WHAT TO PRODUCE: Transcribe every line of the records verbatim.
>> START RECORD EXTRACTS
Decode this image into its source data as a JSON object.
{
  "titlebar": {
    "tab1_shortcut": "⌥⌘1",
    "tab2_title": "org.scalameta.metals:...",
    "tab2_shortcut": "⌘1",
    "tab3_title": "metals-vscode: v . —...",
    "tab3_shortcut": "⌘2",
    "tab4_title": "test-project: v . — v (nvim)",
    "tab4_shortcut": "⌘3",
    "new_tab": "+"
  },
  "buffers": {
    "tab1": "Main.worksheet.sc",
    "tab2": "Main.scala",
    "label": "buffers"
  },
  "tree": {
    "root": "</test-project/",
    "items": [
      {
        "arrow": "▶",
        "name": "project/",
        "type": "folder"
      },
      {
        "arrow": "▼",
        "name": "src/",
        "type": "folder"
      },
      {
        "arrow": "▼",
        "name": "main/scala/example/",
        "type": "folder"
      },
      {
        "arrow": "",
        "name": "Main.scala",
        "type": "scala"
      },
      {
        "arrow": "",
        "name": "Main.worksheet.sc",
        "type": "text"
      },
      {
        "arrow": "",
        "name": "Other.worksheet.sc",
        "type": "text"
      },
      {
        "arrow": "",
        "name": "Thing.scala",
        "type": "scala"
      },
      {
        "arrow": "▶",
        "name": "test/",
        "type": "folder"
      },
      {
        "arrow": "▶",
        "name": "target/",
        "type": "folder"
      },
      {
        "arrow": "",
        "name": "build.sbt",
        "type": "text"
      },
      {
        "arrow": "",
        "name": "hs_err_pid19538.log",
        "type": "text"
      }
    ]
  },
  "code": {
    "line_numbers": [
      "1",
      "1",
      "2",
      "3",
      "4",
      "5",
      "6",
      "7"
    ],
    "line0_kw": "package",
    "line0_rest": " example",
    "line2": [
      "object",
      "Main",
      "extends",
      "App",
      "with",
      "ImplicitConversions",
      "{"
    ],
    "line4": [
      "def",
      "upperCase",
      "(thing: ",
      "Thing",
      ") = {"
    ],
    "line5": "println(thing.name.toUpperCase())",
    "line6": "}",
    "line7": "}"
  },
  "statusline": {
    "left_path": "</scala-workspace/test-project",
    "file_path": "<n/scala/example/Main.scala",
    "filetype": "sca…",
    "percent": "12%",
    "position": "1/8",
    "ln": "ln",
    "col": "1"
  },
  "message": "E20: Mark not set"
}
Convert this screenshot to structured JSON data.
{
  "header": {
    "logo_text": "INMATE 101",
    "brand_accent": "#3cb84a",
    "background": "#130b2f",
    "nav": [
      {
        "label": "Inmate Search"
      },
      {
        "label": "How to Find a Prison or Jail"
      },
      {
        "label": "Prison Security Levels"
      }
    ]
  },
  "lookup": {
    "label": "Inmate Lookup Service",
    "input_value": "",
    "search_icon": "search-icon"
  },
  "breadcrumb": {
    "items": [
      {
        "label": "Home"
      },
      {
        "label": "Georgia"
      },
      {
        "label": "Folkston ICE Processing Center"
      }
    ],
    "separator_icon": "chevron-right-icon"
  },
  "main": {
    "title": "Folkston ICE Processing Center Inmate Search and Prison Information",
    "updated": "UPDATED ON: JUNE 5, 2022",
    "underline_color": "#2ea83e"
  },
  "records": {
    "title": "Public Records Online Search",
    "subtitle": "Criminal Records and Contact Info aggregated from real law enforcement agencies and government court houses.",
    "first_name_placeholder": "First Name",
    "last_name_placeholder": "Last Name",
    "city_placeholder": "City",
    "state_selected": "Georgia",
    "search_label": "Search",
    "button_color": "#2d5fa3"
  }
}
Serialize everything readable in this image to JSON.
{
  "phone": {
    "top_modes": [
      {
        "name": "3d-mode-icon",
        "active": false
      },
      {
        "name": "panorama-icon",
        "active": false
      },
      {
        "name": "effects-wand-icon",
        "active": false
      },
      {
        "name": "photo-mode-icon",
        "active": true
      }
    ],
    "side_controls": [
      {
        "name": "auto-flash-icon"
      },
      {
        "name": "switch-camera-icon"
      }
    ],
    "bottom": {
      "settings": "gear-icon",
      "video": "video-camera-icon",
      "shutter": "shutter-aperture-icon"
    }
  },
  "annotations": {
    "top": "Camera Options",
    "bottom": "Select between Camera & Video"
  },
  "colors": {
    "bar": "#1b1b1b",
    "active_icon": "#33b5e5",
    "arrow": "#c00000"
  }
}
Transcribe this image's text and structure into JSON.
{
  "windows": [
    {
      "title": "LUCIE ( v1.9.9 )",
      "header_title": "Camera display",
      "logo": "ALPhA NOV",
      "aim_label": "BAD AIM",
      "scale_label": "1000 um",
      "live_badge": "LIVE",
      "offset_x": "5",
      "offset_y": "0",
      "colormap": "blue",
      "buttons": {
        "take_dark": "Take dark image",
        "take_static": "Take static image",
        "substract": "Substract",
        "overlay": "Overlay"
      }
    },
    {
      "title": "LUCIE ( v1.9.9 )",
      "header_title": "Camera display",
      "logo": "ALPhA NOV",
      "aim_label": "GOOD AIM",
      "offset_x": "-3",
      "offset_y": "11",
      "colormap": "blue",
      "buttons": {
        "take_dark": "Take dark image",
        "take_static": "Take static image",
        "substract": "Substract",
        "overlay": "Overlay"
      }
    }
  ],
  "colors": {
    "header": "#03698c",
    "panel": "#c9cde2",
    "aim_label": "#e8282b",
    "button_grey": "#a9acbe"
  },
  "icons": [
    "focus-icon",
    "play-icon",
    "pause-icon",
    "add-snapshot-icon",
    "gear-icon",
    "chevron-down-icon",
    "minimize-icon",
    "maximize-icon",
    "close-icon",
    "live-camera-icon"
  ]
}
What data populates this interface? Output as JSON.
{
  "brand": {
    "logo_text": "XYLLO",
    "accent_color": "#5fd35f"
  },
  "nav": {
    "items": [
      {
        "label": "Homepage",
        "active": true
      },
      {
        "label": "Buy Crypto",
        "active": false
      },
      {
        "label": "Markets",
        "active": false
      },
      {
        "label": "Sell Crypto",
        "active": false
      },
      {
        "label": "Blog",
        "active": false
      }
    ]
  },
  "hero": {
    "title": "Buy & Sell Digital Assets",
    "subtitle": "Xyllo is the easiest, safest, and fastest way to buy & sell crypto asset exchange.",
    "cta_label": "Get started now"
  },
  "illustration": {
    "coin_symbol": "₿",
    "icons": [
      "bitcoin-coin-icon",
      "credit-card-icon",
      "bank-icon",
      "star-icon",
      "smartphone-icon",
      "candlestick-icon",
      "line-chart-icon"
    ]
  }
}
>> END RECORD EXTRACTS
ANSWER TO THIS EXERCISE:
Decode this image into its source data as a JSON object.
{
  "titlebar": {
    "tab1_shortcut": "⌥⌘1",
    "tab2_title": "org.scalameta.metals:...",
    "tab2_shortcut": "⌘1",
    "tab3_title": "metals-vscode: v . —...",
    "tab3_shortcut": "⌘2",
    "tab4_title": "test-project: v . — v (nvim)",
    "tab4_shortcut": "⌘3",
    "new_tab": "+"
  },
  "buffers": {
    "tab1": "Main.worksheet.sc",
    "tab2": "Main.scala",
    "label": "buffers"
  },
  "tree": {
    "root": "</test-project/",
    "items": [
      {
        "arrow": "▶",
        "name": "project/",
        "type": "folder"
      },
      {
        "arrow": "▼",
        "name": "src/",
        "type": "folder"
      },
      {
        "arrow": "▼",
        "name": "main/scala/example/",
        "type": "folder"
      },
      {
        "arrow": "",
        "name": "Main.scala",
        "type": "scala"
      },
      {
        "arrow": "",
        "name": "Main.worksheet.sc",
        "type": "text"
      },
      {
        "arrow": "",
        "name": "Other.worksheet.sc",
        "type": "text"
      },
      {
        "arrow": "",
        "name": "Thing.scala",
        "type": "scala"
      },
      {
        "arrow": "▶",
        "name": "test/",
        "type": "folder"
      },
      {
        "arrow": "▶",
        "name": "target/",
        "type": "folder"
      },
      {
        "arrow": "",
        "name": "build.sbt",
        "type": "text"
      },
      {
        "arrow": "",
        "name": "hs_err_pid19538.log",
        "type": "text"
      }
    ]
  },
  "code": {
    "line_numbers": [
      "1",
      "1",
      "2",
      "3",
      "4",
      "5",
      "6",
      "7"
    ],
    "line0_kw": "package",
    "line0_rest": " example",
    "line2": [
      "object",
      "Main",
      "extends",
      "App",
      "with",
      "ImplicitConversions",
      "{"
    ],
    "line4": [
      "def",
      "upperCase",
      "(thing: ",
      "Thing",
      ") = {"
    ],
    "line5": "println(thing.name.toUpperCase())",
    "line6": "}",
    "line7": "}"
  },
  "statusline": {
    "left_path": "</scala-workspace/test-project",
    "file_path": "<n/scala/example/Main.scala",
    "filetype": "sca…",
    "percent": "12%",
    "position": "1/8",
    "ln": "ln",
    "col": "1"
  },
  "message": "E20: Mark not set"
}
Convert this screenshot to structured JSON data.
{
  "header": {
    "logo_text": "INMATE 101",
    "brand_accent": "#3cb84a",
    "background": "#130b2f",
    "nav": [
      {
        "label": "Inmate Search"
      },
      {
        "label": "How to Find a Prison or Jail"
      },
      {
        "label": "Prison Security Levels"
      }
    ]
  },
  "lookup": {
    "label": "Inmate Lookup Service",
    "input_value": "",
    "search_icon": "search-icon"
  },
  "breadcrumb": {
    "items": [
      {
        "label": "Home"
      },
      {
        "label": "Georgia"
      },
      {
        "label": "Folkston ICE Processing Center"
      }
    ],
    "separator_icon": "chevron-right-icon"
  },
  "main": {
    "title": "Folkston ICE Processing Center Inmate Search and Prison Information",
    "updated": "UPDATED ON: JUNE 5, 2022",
    "underline_color": "#2ea83e"
  },
  "records": {
    "title": "Public Records Online Search",
    "subtitle": "Criminal Records and Contact Info aggregated from real law enforcement agencies and government court houses.",
    "first_name_placeholder": "First Name",
    "last_name_placeholder": "Last Name",
    "city_placeholder": "City",
    "state_selected": "Georgia",
    "search_label": "Search",
    "button_color": "#2d5fa3"
  }
}
Serialize everything readable in this image to JSON.
{
  "phone": {
    "top_modes": [
      {
        "name": "3d-mode-icon",
        "active": false
      },
      {
        "name": "panorama-icon",
        "active": false
      },
      {
        "name": "effects-wand-icon",
        "active": false
      },
      {
        "name": "photo-mode-icon",
        "active": true
      }
    ],
    "side_controls": [
      {
        "name": "auto-flash-icon"
      },
      {
        "name": "switch-camera-icon"
      }
    ],
    "bottom": {
      "settings": "gear-icon",
      "video": "video-camera-icon",
      "shutter": "shutter-aperture-icon"
    }
  },
  "annotations": {
    "top": "Camera Options",
    "bottom": "Select between Camera & Video"
  },
  "colors": {
    "bar": "#1b1b1b",
    "active_icon": "#33b5e5",
    "arrow": "#c00000"
  }
}
Transcribe this image's text and structure into JSON.
{
  "windows": [
    {
      "title": "LUCIE ( v1.9.9 )",
      "header_title": "Camera display",
      "logo": "ALPhA NOV",
      "aim_label": "BAD AIM",
      "scale_label": "1000 um",
      "live_badge": "LIVE",
      "offset_x": "5",
      "offset_y": "0",
      "colormap": "blue",
      "buttons": {
        "take_dark": "Take dark image",
        "take_static": "Take static image",
        "substract": "Substract",
        "overlay": "Overlay"
      }
    },
    {
      "title": "LUCIE ( v1.9.9 )",
      "header_title": "Camera display",
      "logo": "ALPhA NOV",
      "aim_label": "GOOD AIM",
      "offset_x": "-3",
      "offset_y": "11",
      "colormap": "blue",
      "buttons": {
        "take_dark": "Take dark image",
        "take_static": "Take static image",
        "substract": "Substract",
        "overlay": "Overlay"
      }
    }
  ],
  "colors": {
    "header": "#03698c",
    "panel": "#c9cde2",
    "aim_label": "#e8282b",
    "button_grey": "#a9acbe"
  },
  "icons": [
    "focus-icon",
    "play-icon",
    "pause-icon",
    "add-snapshot-icon",
    "gear-icon",
    "chevron-down-icon",
    "minimize-icon",
    "maximize-icon",
    "close-icon",
    "live-camera-icon"
  ]
}
What data populates this interface? Output as JSON.
{
  "brand": {
    "logo_text": "XYLLO",
    "accent_color": "#5fd35f"
  },
  "nav": {
    "items": [
      {
        "label": "Homepage",
        "active": true
      },
      {
        "label": "Buy Crypto",
        "active": false
      },
      {
        "label": "Markets",
        "active": false
      },
      {
        "label": "Sell Crypto",
        "active": false
      },
      {
        "label": "Blog",
        "active": false
      }
    ]
  },
  "hero": {
    "title": "Buy & Sell Digital Assets",
    "subtitle": "Xyllo is the easiest, safest, and fastest way to buy & sell crypto asset exchange.",
    "cta_label": "Get started now"
  },
  "illustration": {
    "coin_symbol": "₿",
    "icons": [
      "bitcoin-coin-icon",
      "credit-card-icon",
      "bank-icon",
      "star-icon",
      "smartphone-icon",
      "candlestick-icon",
      "line-chart-icon"
    ]
  }
}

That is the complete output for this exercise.